## begin

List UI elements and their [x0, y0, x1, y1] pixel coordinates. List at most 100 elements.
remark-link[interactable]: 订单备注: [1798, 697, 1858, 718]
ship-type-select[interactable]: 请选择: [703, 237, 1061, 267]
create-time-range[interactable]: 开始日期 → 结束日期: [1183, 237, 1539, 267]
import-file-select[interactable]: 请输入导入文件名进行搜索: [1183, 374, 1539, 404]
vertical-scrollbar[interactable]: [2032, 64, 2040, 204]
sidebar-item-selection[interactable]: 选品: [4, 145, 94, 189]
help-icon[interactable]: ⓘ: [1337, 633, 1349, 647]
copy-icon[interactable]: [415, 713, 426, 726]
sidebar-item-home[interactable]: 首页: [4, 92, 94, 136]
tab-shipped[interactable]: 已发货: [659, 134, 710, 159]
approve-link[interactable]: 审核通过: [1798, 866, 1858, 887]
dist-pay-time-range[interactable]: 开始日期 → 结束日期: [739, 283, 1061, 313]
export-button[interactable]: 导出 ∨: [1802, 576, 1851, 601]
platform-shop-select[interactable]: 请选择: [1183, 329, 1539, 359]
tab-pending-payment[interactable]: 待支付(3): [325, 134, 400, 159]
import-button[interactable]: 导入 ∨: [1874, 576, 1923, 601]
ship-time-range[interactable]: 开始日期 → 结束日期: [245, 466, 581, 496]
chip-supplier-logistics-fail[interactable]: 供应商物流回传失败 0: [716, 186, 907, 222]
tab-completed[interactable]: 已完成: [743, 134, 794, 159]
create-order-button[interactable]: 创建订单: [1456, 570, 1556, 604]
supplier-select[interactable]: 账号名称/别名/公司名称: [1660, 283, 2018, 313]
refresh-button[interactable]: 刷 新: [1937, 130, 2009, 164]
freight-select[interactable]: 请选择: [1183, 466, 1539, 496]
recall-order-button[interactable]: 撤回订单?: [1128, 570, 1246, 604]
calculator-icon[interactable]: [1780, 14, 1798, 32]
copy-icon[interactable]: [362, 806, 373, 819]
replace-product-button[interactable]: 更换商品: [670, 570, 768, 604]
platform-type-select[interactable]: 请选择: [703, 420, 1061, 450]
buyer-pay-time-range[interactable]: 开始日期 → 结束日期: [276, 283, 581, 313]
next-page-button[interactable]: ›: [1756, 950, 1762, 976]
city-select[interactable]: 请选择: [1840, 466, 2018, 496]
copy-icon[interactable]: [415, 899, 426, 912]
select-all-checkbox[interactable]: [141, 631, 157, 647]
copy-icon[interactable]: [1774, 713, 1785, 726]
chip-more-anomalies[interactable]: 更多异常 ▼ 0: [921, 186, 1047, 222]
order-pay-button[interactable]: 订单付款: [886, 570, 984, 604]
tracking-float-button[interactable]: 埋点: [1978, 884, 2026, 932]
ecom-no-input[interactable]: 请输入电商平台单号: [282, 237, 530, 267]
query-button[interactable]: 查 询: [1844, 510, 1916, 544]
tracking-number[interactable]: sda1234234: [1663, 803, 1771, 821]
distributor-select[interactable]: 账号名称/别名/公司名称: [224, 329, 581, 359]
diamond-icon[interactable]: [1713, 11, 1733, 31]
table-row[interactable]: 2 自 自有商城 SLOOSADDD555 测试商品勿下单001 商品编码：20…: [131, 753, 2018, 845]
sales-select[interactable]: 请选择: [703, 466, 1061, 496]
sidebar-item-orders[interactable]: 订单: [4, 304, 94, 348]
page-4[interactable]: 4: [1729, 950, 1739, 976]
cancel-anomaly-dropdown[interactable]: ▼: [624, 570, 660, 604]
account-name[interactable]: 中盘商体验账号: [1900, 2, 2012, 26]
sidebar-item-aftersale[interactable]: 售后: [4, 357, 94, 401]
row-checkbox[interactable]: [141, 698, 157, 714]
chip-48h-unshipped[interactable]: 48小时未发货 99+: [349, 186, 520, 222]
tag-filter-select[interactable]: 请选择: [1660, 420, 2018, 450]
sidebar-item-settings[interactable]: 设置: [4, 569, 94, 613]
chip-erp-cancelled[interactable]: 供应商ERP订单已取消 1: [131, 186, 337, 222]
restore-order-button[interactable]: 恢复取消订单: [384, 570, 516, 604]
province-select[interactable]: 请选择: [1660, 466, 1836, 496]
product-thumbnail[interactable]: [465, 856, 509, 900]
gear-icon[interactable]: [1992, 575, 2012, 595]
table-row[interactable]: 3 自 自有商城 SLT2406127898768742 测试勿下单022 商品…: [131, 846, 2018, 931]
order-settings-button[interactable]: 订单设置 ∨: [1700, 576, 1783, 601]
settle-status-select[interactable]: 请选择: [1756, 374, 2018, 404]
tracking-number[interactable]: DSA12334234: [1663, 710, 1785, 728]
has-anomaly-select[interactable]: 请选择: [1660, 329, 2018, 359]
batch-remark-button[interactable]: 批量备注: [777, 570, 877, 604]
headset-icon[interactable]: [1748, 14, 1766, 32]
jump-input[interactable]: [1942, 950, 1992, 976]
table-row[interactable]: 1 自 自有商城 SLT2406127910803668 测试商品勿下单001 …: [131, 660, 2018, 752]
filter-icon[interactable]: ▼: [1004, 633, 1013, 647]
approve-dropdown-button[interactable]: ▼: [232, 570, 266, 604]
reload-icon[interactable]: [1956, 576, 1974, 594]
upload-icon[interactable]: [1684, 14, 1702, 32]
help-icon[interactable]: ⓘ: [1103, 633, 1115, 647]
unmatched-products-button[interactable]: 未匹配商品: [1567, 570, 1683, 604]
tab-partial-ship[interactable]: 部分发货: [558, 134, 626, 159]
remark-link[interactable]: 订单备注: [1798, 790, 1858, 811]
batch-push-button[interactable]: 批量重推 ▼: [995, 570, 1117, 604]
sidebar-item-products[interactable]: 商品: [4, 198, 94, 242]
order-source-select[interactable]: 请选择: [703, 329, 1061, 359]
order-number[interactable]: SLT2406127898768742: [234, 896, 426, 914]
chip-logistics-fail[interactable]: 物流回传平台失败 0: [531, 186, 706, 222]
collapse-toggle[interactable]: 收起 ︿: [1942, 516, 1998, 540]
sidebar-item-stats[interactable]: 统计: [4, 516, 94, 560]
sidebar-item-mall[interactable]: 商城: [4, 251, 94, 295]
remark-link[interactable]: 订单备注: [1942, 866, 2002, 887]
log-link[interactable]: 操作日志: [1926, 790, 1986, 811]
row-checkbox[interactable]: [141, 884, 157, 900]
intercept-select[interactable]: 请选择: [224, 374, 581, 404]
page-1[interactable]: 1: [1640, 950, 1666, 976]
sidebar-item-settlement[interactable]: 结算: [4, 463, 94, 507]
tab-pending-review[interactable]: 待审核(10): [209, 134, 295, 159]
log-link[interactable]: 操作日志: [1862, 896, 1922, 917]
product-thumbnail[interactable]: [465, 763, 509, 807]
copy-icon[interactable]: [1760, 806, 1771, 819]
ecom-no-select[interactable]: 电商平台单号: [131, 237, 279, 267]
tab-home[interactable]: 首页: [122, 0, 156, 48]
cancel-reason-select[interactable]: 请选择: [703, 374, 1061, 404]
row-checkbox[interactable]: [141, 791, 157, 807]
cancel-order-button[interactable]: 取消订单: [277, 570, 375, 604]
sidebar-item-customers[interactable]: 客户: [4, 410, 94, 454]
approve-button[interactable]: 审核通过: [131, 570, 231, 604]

## end

Job:
Return every line above word for word, with nothing changed.

Solution to this exercise:
List UI elements and their [x0, y0, x1, y1] pixel coordinates. List at most 100 elements.
remark-link[interactable]: 订单备注: [1798, 697, 1858, 718]
ship-type-select[interactable]: 请选择: [703, 237, 1061, 267]
create-time-range[interactable]: 开始日期 → 结束日期: [1183, 237, 1539, 267]
import-file-select[interactable]: 请输入导入文件名进行搜索: [1183, 374, 1539, 404]
vertical-scrollbar[interactable]: [2032, 64, 2040, 204]
sidebar-item-selection[interactable]: 选品: [4, 145, 94, 189]
help-icon[interactable]: ⓘ: [1337, 633, 1349, 647]
copy-icon[interactable]: [415, 713, 426, 726]
sidebar-item-home[interactable]: 首页: [4, 92, 94, 136]
tab-shipped[interactable]: 已发货: [659, 134, 710, 159]
approve-link[interactable]: 审核通过: [1798, 866, 1858, 887]
dist-pay-time-range[interactable]: 开始日期 → 结束日期: [739, 283, 1061, 313]
export-button[interactable]: 导出 ∨: [1802, 576, 1851, 601]
platform-shop-select[interactable]: 请选择: [1183, 329, 1539, 359]
tab-pending-payment[interactable]: 待支付(3): [325, 134, 400, 159]
import-button[interactable]: 导入 ∨: [1874, 576, 1923, 601]
ship-time-range[interactable]: 开始日期 → 结束日期: [245, 466, 581, 496]
chip-supplier-logistics-fail[interactable]: 供应商物流回传失败 0: [716, 186, 907, 222]
tab-completed[interactable]: 已完成: [743, 134, 794, 159]
create-order-button[interactable]: 创建订单: [1456, 570, 1556, 604]
supplier-select[interactable]: 账号名称/别名/公司名称: [1660, 283, 2018, 313]
refresh-button[interactable]: 刷 新: [1937, 130, 2009, 164]
freight-select[interactable]: 请选择: [1183, 466, 1539, 496]
recall-order-button[interactable]: 撤回订单?: [1128, 570, 1246, 604]
calculator-icon[interactable]: [1780, 14, 1798, 32]
copy-icon[interactable]: [362, 806, 373, 819]
replace-product-button[interactable]: 更换商品: [670, 570, 768, 604]
platform-type-select[interactable]: 请选择: [703, 420, 1061, 450]
buyer-pay-time-range[interactable]: 开始日期 → 结束日期: [276, 283, 581, 313]
next-page-button[interactable]: ›: [1756, 950, 1762, 976]
city-select[interactable]: 请选择: [1840, 466, 2018, 496]
copy-icon[interactable]: [415, 899, 426, 912]
select-all-checkbox[interactable]: [141, 631, 157, 647]
copy-icon[interactable]: [1774, 713, 1785, 726]
chip-more-anomalies[interactable]: 更多异常 ▼ 0: [921, 186, 1047, 222]
order-pay-button[interactable]: 订单付款: [886, 570, 984, 604]
tracking-float-button[interactable]: 埋点: [1978, 884, 2026, 932]
ecom-no-input[interactable]: 请输入电商平台单号: [282, 237, 530, 267]
query-button[interactable]: 查 询: [1844, 510, 1916, 544]
tracking-number[interactable]: sda1234234: [1663, 803, 1771, 821]
distributor-select[interactable]: 账号名称/别名/公司名称: [224, 329, 581, 359]
diamond-icon[interactable]: [1713, 11, 1733, 31]
table-row[interactable]: 2 自 自有商城 SLOOSADDD555 测试商品勿下单001 商品编码：20…: [131, 753, 2018, 845]
sales-select[interactable]: 请选择: [703, 466, 1061, 496]
sidebar-item-orders[interactable]: 订单: [4, 304, 94, 348]
page-4[interactable]: 4: [1729, 950, 1739, 976]
cancel-anomaly-dropdown[interactable]: ▼: [624, 570, 660, 604]
account-name[interactable]: 中盘商体验账号: [1900, 2, 2012, 26]
sidebar-item-aftersale[interactable]: 售后: [4, 357, 94, 401]
row-checkbox[interactable]: [141, 698, 157, 714]
chip-48h-unshipped[interactable]: 48小时未发货 99+: [349, 186, 520, 222]
tag-filter-select[interactable]: 请选择: [1660, 420, 2018, 450]
sidebar-item-settings[interactable]: 设置: [4, 569, 94, 613]
chip-erp-cancelled[interactable]: 供应商ERP订单已取消 1: [131, 186, 337, 222]
restore-order-button[interactable]: 恢复取消订单: [384, 570, 516, 604]
province-select[interactable]: 请选择: [1660, 466, 1836, 496]
product-thumbnail[interactable]: [465, 856, 509, 900]
gear-icon[interactable]: [1992, 575, 2012, 595]
table-row[interactable]: 3 自 自有商城 SLT2406127898768742 测试勿下单022 商品…: [131, 846, 2018, 931]
order-settings-button[interactable]: 订单设置 ∨: [1700, 576, 1783, 601]
settle-status-select[interactable]: 请选择: [1756, 374, 2018, 404]
tracking-number[interactable]: DSA12334234: [1663, 710, 1785, 728]
has-anomaly-select[interactable]: 请选择: [1660, 329, 2018, 359]
batch-remark-button[interactable]: 批量备注: [777, 570, 877, 604]
headset-icon[interactable]: [1748, 14, 1766, 32]
jump-input[interactable]: [1942, 950, 1992, 976]
table-row[interactable]: 1 自 自有商城 SLT2406127910803668 测试商品勿下单001 …: [131, 660, 2018, 752]
filter-icon[interactable]: ▼: [1004, 633, 1013, 647]
approve-dropdown-button[interactable]: ▼: [232, 570, 266, 604]
reload-icon[interactable]: [1956, 576, 1974, 594]
upload-icon[interactable]: [1684, 14, 1702, 32]
help-icon[interactable]: ⓘ: [1103, 633, 1115, 647]
unmatched-products-button[interactable]: 未匹配商品: [1567, 570, 1683, 604]
tab-partial-ship[interactable]: 部分发货: [558, 134, 626, 159]
remark-link[interactable]: 订单备注: [1798, 790, 1858, 811]
batch-push-button[interactable]: 批量重推 ▼: [995, 570, 1117, 604]
sidebar-item-products[interactable]: 商品: [4, 198, 94, 242]
order-source-select[interactable]: 请选择: [703, 329, 1061, 359]
order-number[interactable]: SLT2406127898768742: [234, 896, 426, 914]
chip-logistics-fail[interactable]: 物流回传平台失败 0: [531, 186, 706, 222]
collapse-toggle[interactable]: 收起 ︿: [1942, 516, 1998, 540]
sidebar-item-stats[interactable]: 统计: [4, 516, 94, 560]
sidebar-item-mall[interactable]: 商城: [4, 251, 94, 295]
remark-link[interactable]: 订单备注: [1942, 866, 2002, 887]
log-link[interactable]: 操作日志: [1926, 790, 1986, 811]
row-checkbox[interactable]: [141, 884, 157, 900]
intercept-select[interactable]: 请选择: [224, 374, 581, 404]
page-1[interactable]: 1: [1640, 950, 1666, 976]
sidebar-item-settlement[interactable]: 结算: [4, 463, 94, 507]
tab-pending-review[interactable]: 待审核(10): [209, 134, 295, 159]
log-link[interactable]: 操作日志: [1862, 896, 1922, 917]
product-thumbnail[interactable]: [465, 763, 509, 807]
copy-icon[interactable]: [1760, 806, 1771, 819]
ecom-no-select[interactable]: 电商平台单号: [131, 237, 279, 267]
tab-home[interactable]: 首页: [122, 0, 156, 48]
cancel-reason-select[interactable]: 请选择: [703, 374, 1061, 404]
row-checkbox[interactable]: [141, 791, 157, 807]
cancel-order-button[interactable]: 取消订单: [277, 570, 375, 604]
sidebar-item-customers[interactable]: 客户: [4, 410, 94, 454]
approve-button[interactable]: 审核通过: [131, 570, 231, 604]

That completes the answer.